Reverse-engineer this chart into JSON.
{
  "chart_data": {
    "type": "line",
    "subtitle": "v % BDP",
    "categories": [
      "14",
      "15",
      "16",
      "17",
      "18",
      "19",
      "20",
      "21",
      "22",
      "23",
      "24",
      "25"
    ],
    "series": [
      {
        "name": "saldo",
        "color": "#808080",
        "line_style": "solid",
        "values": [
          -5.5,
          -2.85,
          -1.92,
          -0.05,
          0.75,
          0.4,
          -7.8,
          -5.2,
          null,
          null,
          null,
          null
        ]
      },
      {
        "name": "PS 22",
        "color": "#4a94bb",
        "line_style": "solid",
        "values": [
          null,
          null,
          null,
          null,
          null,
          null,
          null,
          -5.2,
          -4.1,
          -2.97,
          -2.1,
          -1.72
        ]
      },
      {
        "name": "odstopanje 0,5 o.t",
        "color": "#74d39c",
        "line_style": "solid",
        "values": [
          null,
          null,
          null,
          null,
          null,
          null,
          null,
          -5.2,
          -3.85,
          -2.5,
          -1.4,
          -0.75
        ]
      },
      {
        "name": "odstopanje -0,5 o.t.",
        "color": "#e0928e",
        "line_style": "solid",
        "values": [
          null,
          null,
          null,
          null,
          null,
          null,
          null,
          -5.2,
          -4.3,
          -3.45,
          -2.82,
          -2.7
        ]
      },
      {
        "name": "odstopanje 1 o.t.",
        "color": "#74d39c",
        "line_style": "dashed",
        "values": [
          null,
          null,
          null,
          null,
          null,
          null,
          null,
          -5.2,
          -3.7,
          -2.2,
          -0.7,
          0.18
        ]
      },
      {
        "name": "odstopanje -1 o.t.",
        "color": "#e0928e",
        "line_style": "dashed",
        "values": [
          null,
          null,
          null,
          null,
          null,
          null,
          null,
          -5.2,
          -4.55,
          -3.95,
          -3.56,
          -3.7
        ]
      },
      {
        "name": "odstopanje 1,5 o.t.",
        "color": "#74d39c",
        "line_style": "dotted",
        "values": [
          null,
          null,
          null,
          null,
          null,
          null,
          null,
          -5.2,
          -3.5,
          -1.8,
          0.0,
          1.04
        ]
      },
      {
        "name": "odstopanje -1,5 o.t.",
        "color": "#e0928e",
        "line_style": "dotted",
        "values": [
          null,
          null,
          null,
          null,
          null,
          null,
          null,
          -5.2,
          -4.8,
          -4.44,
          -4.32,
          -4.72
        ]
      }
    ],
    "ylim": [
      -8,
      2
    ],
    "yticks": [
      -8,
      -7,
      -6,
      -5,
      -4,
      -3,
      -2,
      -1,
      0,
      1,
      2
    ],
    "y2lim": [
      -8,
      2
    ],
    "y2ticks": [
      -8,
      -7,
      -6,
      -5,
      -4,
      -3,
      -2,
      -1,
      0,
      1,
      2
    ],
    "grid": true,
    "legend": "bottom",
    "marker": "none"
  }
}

+++++

#### [GIVEN PROBLEM]
From the entries above, pull out each line that includes "name".

#### [RESULT OF THIS EXERCISE]
        "name": "saldo",
        "name": "PS 22",
        "name": "odstopanje 0,5 o.t",
        "name": "odstopanje -0,5 o.t.",
        "name": "odstopanje 1 o.t.",
        "name": "odstopanje -1 o.t.",
        "name": "odstopanje 1,5 o.t.",
        "name": "odstopanje -1,5 o.t.",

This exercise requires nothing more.